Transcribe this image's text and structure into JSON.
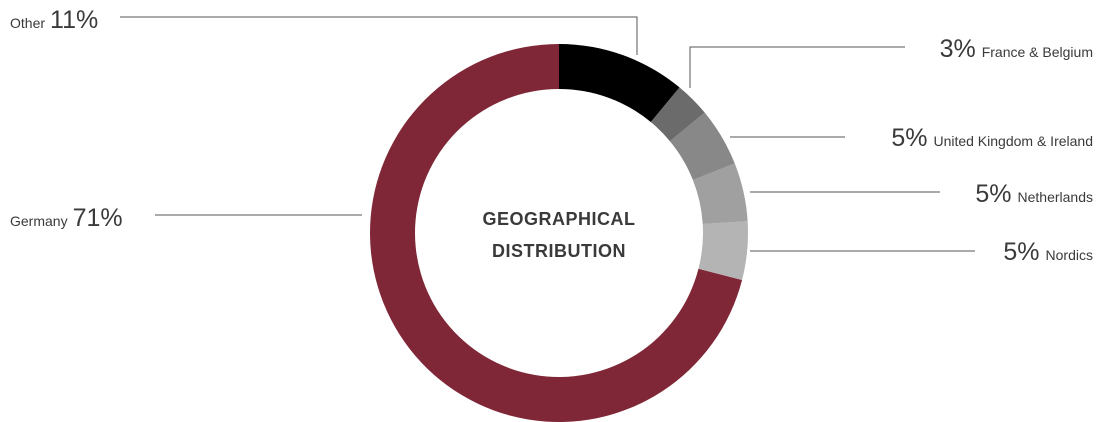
{
  "chart_data": {
    "type": "donut",
    "center_label": [
      "GEOGRAPHICAL",
      "DISTRIBUTION"
    ],
    "categories": [
      "Other",
      "France & Belgium",
      "United Kingdom & Ireland",
      "Netherlands",
      "Nordics",
      "Germany"
    ],
    "values": [
      11,
      3,
      5,
      5,
      5,
      71
    ],
    "value_labels": [
      "11%",
      "3%",
      "5%",
      "5%",
      "5%",
      "71%"
    ],
    "colors": [
      "#000000",
      "#6b6b6b",
      "#888888",
      "#a0a0a0",
      "#b4b4b4",
      "#7f2737"
    ]
  }
}
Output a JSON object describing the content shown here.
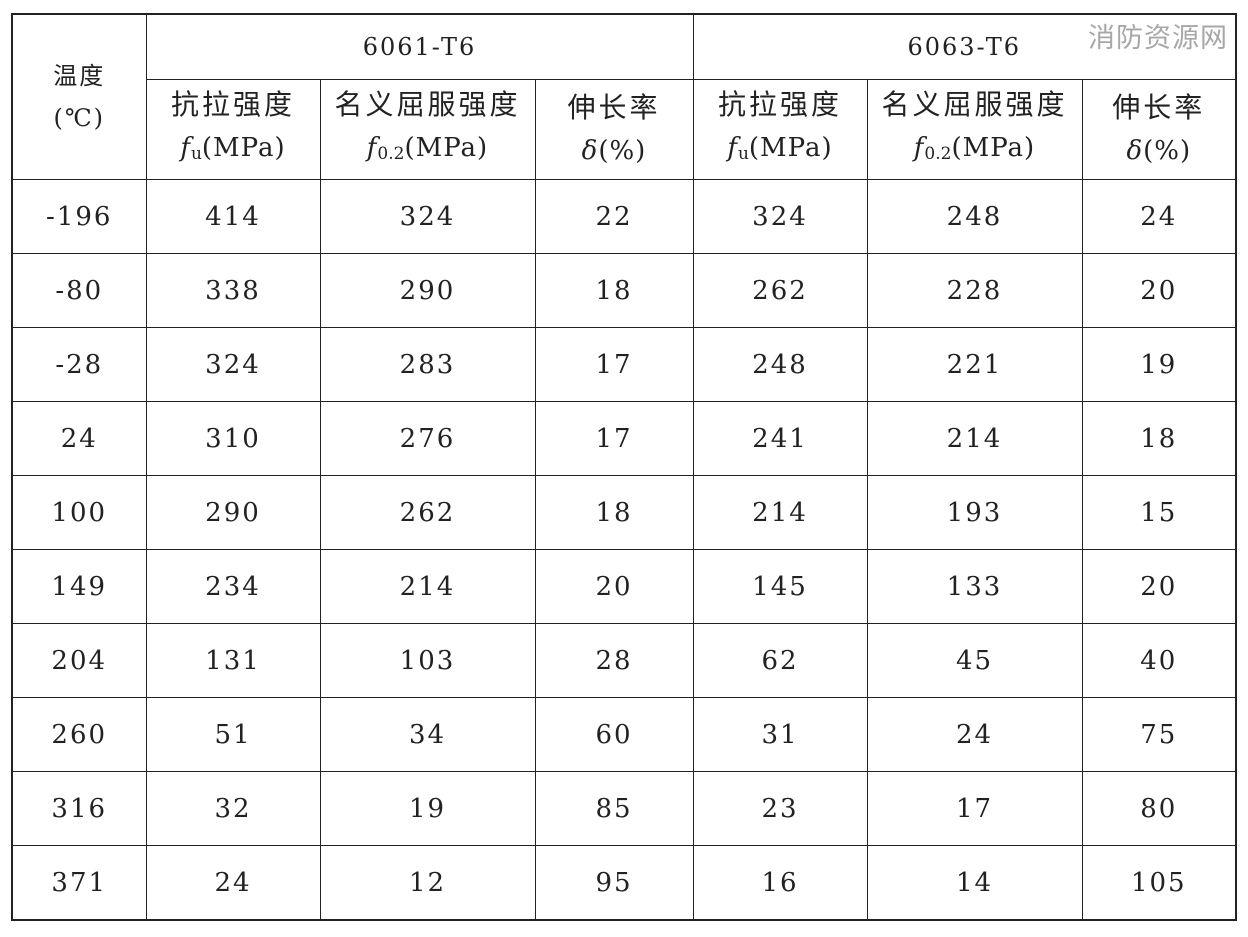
{
  "watermark": "消防资源网",
  "table": {
    "temp_header": {
      "line1": "温度",
      "line2": "(℃)"
    },
    "groups": [
      "6061-T6",
      "6063-T6"
    ],
    "subheaders": [
      {
        "label": "抗拉强度",
        "sym": "f",
        "sub": "u",
        "unit": "(MPa)"
      },
      {
        "label": "名义屈服强度",
        "sym": "f",
        "sub": "0.2",
        "unit": "(MPa)"
      },
      {
        "label": "伸长率",
        "sym": "δ",
        "sub": "",
        "unit": "(%)"
      },
      {
        "label": "抗拉强度",
        "sym": "f",
        "sub": "u",
        "unit": "(MPa)"
      },
      {
        "label": "名义屈服强度",
        "sym": "f",
        "sub": "0.2",
        "unit": "(MPa)"
      },
      {
        "label": "伸长率",
        "sym": "δ",
        "sub": "",
        "unit": "(%)"
      }
    ],
    "rows": [
      [
        "-196",
        "414",
        "324",
        "22",
        "324",
        "248",
        "24"
      ],
      [
        "-80",
        "338",
        "290",
        "18",
        "262",
        "228",
        "20"
      ],
      [
        "-28",
        "324",
        "283",
        "17",
        "248",
        "221",
        "19"
      ],
      [
        "24",
        "310",
        "276",
        "17",
        "241",
        "214",
        "18"
      ],
      [
        "100",
        "290",
        "262",
        "18",
        "214",
        "193",
        "15"
      ],
      [
        "149",
        "234",
        "214",
        "20",
        "145",
        "133",
        "20"
      ],
      [
        "204",
        "131",
        "103",
        "28",
        "62",
        "45",
        "40"
      ],
      [
        "260",
        "51",
        "34",
        "60",
        "31",
        "24",
        "75"
      ],
      [
        "316",
        "32",
        "19",
        "85",
        "23",
        "17",
        "80"
      ],
      [
        "371",
        "24",
        "12",
        "95",
        "16",
        "14",
        "105"
      ]
    ]
  }
}
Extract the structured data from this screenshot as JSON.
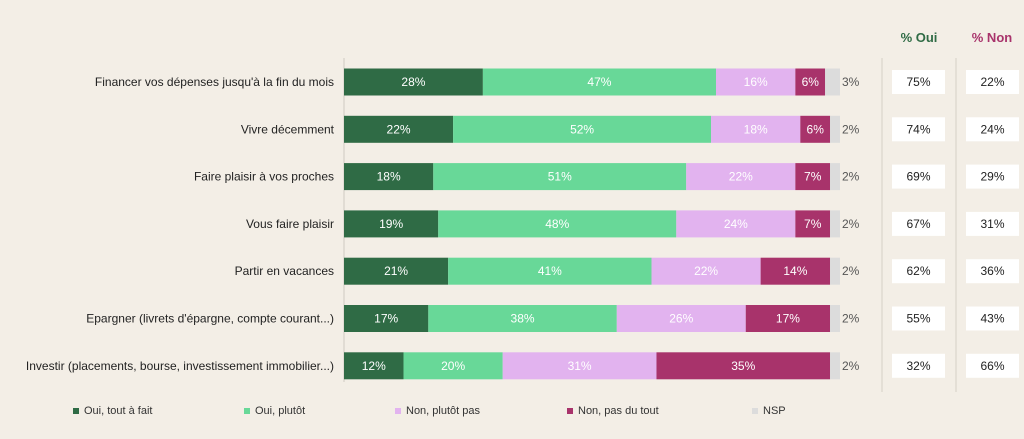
{
  "headers": {
    "oui": "% Oui",
    "non": "% Non"
  },
  "chart_data": {
    "type": "bar",
    "orientation": "horizontal-stacked",
    "categories": [
      "Financer vos dépenses jusqu'à la fin du mois",
      "Vivre décemment",
      "Faire plaisir à vos proches",
      "Vous faire plaisir",
      "Partir en vacances",
      "Epargner (livrets d'épargne, compte courant...)",
      "Investir (placements, bourse, investissement immobilier...)"
    ],
    "series": [
      {
        "name": "Oui, tout à fait",
        "color": "#2f6b45",
        "text_color": "#ffffff",
        "values": [
          28,
          22,
          18,
          19,
          21,
          17,
          12
        ]
      },
      {
        "name": "Oui, plutôt",
        "color": "#68d898",
        "text_color": "#ffffff",
        "values": [
          47,
          52,
          51,
          48,
          41,
          38,
          20
        ]
      },
      {
        "name": "Non, plutôt pas",
        "color": "#e2b3ef",
        "text_color": "#ffffff",
        "values": [
          16,
          18,
          22,
          24,
          22,
          26,
          31
        ]
      },
      {
        "name": "Non, pas du tout",
        "color": "#a8336b",
        "text_color": "#ffffff",
        "values": [
          6,
          6,
          7,
          7,
          14,
          17,
          35
        ]
      },
      {
        "name": "NSP",
        "color": "#dcdcdc",
        "text_color": "#555555",
        "values": [
          3,
          2,
          2,
          2,
          2,
          2,
          2
        ]
      }
    ],
    "totals_oui": [
      "75%",
      "74%",
      "69%",
      "67%",
      "62%",
      "55%",
      "32%"
    ],
    "totals_non": [
      "22%",
      "24%",
      "29%",
      "31%",
      "36%",
      "43%",
      "66%"
    ],
    "unit": "%",
    "xlim": [
      0,
      100
    ],
    "legend_position": "bottom"
  }
}
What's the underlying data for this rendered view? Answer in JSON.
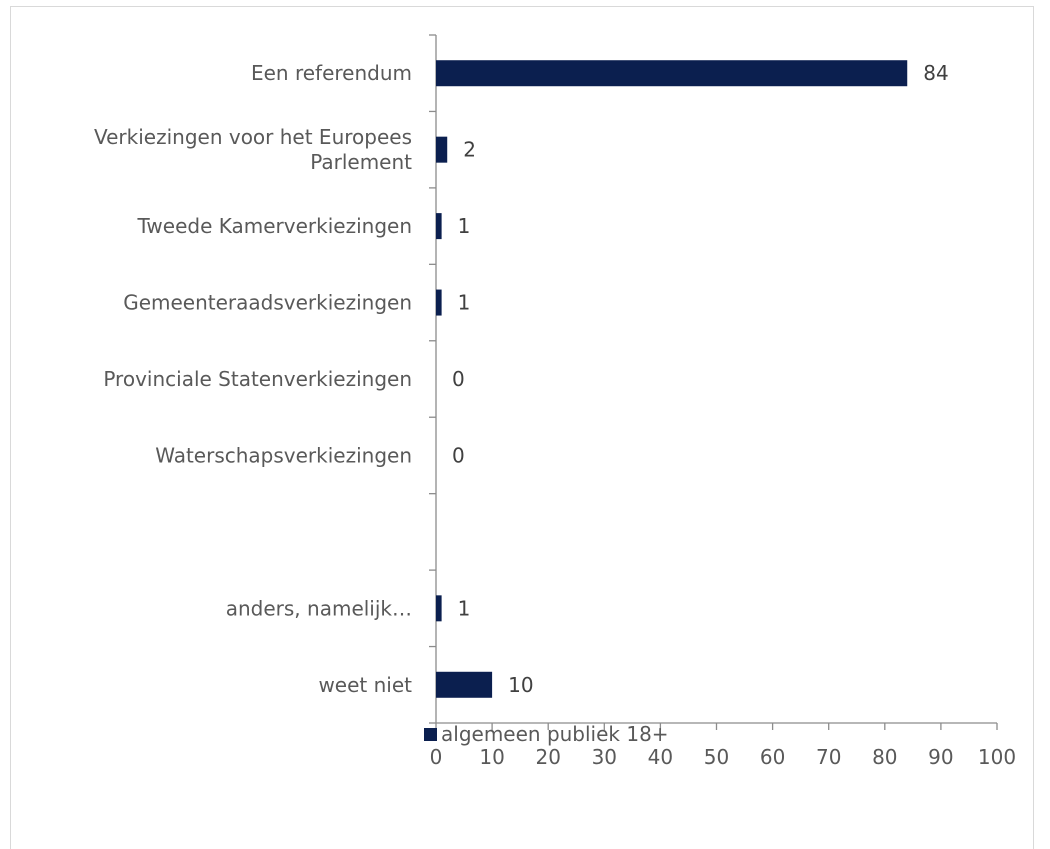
{
  "chart_data": {
    "type": "bar",
    "orientation": "horizontal",
    "categories": [
      [
        "Een referendum"
      ],
      [
        "Verkiezingen voor het Europees",
        "Parlement"
      ],
      [
        "Tweede Kamerverkiezingen"
      ],
      [
        "Gemeenteraadsverkiezingen"
      ],
      [
        "Provinciale Statenverkiezingen"
      ],
      [
        "Waterschapsverkiezingen"
      ],
      [
        ""
      ],
      [
        "anders, namelijk…"
      ],
      [
        "weet niet"
      ]
    ],
    "series": [
      {
        "name": "algemeen publiek 18+",
        "color": "#0b1f4f",
        "values": [
          84,
          2,
          1,
          1,
          0,
          0,
          null,
          1,
          10
        ]
      }
    ],
    "data_labels": [
      "84",
      "2",
      "1",
      "1",
      "0",
      "0",
      "",
      "1",
      "10"
    ],
    "xlim": [
      0,
      100
    ],
    "xticks": [
      "0",
      "10",
      "20",
      "30",
      "40",
      "50",
      "60",
      "70",
      "80",
      "90",
      "100"
    ],
    "grid": false,
    "legend_position": "bottom"
  }
}
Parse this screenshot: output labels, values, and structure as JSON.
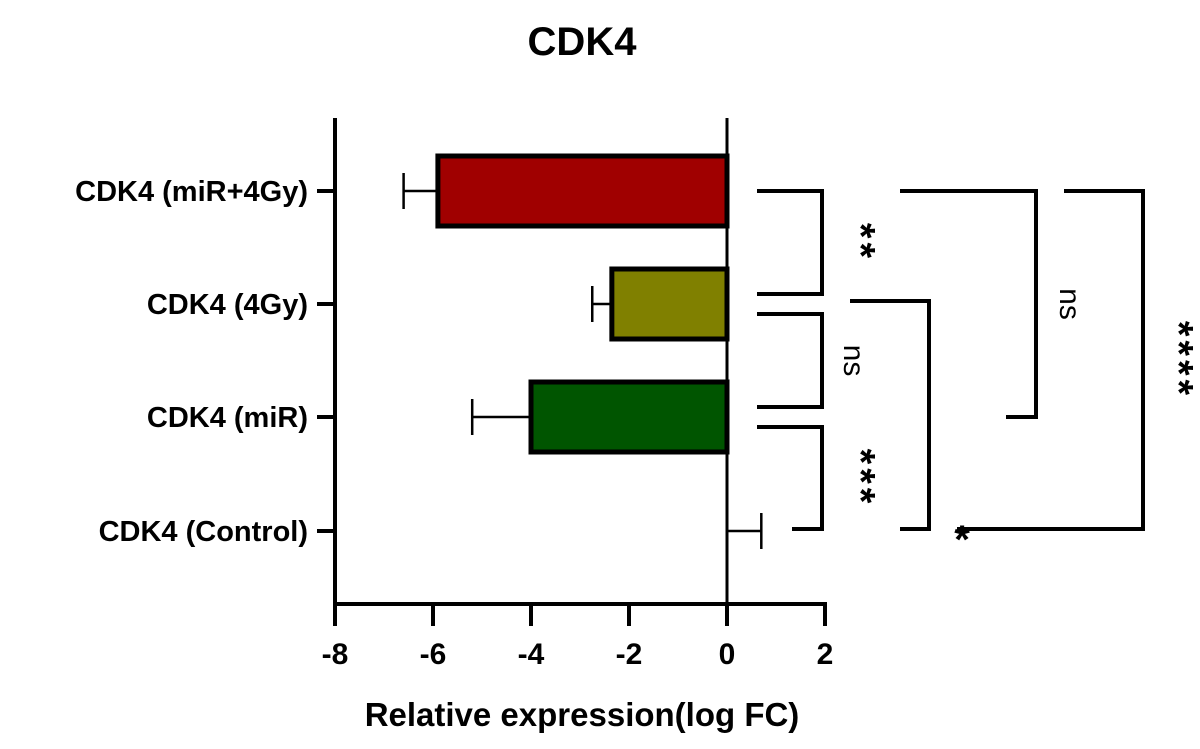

____________________

■ Goal ■
Copy the material above in full and exactly, skipping pictures.

■ Response to the exercise ■
Transcribe this image's text and structure into JSON.
{
  "chart_data": {
    "type": "donut",
    "center_label": [
      "GEOGRAPHICAL",
      "DISTRIBUTION"
    ],
    "categories": [
      "Other",
      "France & Belgium",
      "United Kingdom & Ireland",
      "Netherlands",
      "Nordics",
      "Germany"
    ],
    "values": [
      11,
      3,
      5,
      5,
      5,
      71
    ],
    "value_labels": [
      "11%",
      "3%",
      "5%",
      "5%",
      "5%",
      "71%"
    ],
    "colors": [
      "#000000",
      "#6b6b6b",
      "#888888",
      "#a0a0a0",
      "#b4b4b4",
      "#7f2737"
    ]
  }
}
Output a JSON object describing the content shown here.
{
  "watermark": "消防资源网",
  "table": {
    "temp_header": {
      "line1": "温度",
      "line2": "(℃)"
    },
    "groups": [
      "6061-T6",
      "6063-T6"
    ],
    "subheaders": [
      {
        "label": "抗拉强度",
        "sym": "f",
        "sub": "u",
        "unit": "(MPa)"
      },
      {
        "label": "名义屈服强度",
        "sym": "f",
        "sub": "0.2",
        "unit": "(MPa)"
      },
      {
        "label": "伸长率",
        "sym": "δ",
        "sub": "",
        "unit": "(%)"
      },
      {
        "label": "抗拉强度",
        "sym": "f",
        "sub": "u",
        "unit": "(MPa)"
      },
      {
        "label": "名义屈服强度",
        "sym": "f",
        "sub": "0.2",
        "unit": "(MPa)"
      },
      {
        "label": "伸长率",
        "sym": "δ",
        "sub": "",
        "unit": "(%)"
      }
    ],
    "rows": [
      [
        "-196",
        "414",
        "324",
        "22",
        "324",
        "248",
        "24"
      ],
      [
        "-80",
        "338",
        "290",
        "18",
        "262",
        "228",
        "20"
      ],
      [
        "-28",
        "324",
        "283",
        "17",
        "248",
        "221",
        "19"
      ],
      [
        "24",
        "310",
        "276",
        "17",
        "241",
        "214",
        "18"
      ],
      [
        "100",
        "290",
        "262",
        "18",
        "214",
        "193",
        "15"
      ],
      [
        "149",
        "234",
        "214",
        "20",
        "145",
        "133",
        "20"
      ],
      [
        "204",
        "131",
        "103",
        "28",
        "62",
        "45",
        "40"
      ],
      [
        "260",
        "51",
        "34",
        "60",
        "31",
        "24",
        "75"
      ],
      [
        "316",
        "32",
        "19",
        "85",
        "23",
        "17",
        "80"
      ],
      [
        "371",
        "24",
        "12",
        "95",
        "16",
        "14",
        "105"
      ]
    ]
  }
}
Extract the structured data from this screenshot as JSON.
{
  "headers": {
    "oui": "% Oui",
    "non": "% Non"
  },
  "chart_data": {
    "type": "bar",
    "orientation": "horizontal-stacked",
    "categories": [
      "Financer vos dépenses jusqu'à la fin du mois",
      "Vivre décemment",
      "Faire plaisir à vos proches",
      "Vous faire plaisir",
      "Partir en vacances",
      "Epargner (livrets d'épargne, compte courant...)",
      "Investir (placements, bourse, investissement immobilier...)"
    ],
    "series": [
      {
        "name": "Oui, tout à fait",
        "color": "#2f6b45",
        "text_color": "#ffffff",
        "values": [
          28,
          22,
          18,
          19,
          21,
          17,
          12
        ]
      },
      {
        "name": "Oui, plutôt",
        "color": "#68d898",
        "text_color": "#ffffff",
        "values": [
          47,
          52,
          51,
          48,
          41,
          38,
          20
        ]
      },
      {
        "name": "Non, plutôt pas",
        "color": "#e2b3ef",
        "text_color": "#ffffff",
        "values": [
          16,
          18,
          22,
          24,
          22,
          26,
          31
        ]
      },
      {
        "name": "Non, pas du tout",
        "color": "#a8336b",
        "text_color": "#ffffff",
        "values": [
          6,
          6,
          7,
          7,
          14,
          17,
          35
        ]
      },
      {
        "name": "NSP",
        "color": "#dcdcdc",
        "text_color": "#555555",
        "values": [
          3,
          2,
          2,
          2,
          2,
          2,
          2
        ]
      }
    ],
    "totals_oui": [
      "75%",
      "74%",
      "69%",
      "67%",
      "62%",
      "55%",
      "32%"
    ],
    "totals_non": [
      "22%",
      "24%",
      "29%",
      "31%",
      "36%",
      "43%",
      "66%"
    ],
    "unit": "%",
    "xlim": [
      0,
      100
    ],
    "legend_position": "bottom"
  }
}
What's the underlying data for this rendered view? Answer in JSON.
{
  "chart_data": {
    "type": "bar",
    "orientation": "horizontal",
    "categories": [
      [
        "Een referendum"
      ],
      [
        "Verkiezingen voor het Europees",
        "Parlement"
      ],
      [
        "Tweede Kamerverkiezingen"
      ],
      [
        "Gemeenteraadsverkiezingen"
      ],
      [
        "Provinciale Statenverkiezingen"
      ],
      [
        "Waterschapsverkiezingen"
      ],
      [
        ""
      ],
      [
        "anders, namelijk…"
      ],
      [
        "weet niet"
      ]
    ],
    "series": [
      {
        "name": "algemeen publiek 18+",
        "color": "#0b1f4f",
        "values": [
          84,
          2,
          1,
          1,
          0,
          0,
          null,
          1,
          10
        ]
      }
    ],
    "data_labels": [
      "84",
      "2",
      "1",
      "1",
      "0",
      "0",
      "",
      "1",
      "10"
    ],
    "xlim": [
      0,
      100
    ],
    "xticks": [
      "0",
      "10",
      "20",
      "30",
      "40",
      "50",
      "60",
      "70",
      "80",
      "90",
      "100"
    ],
    "grid": false,
    "legend_position": "bottom"
  }
}
Parse this screenshot: output labels, values, and structure as JSON.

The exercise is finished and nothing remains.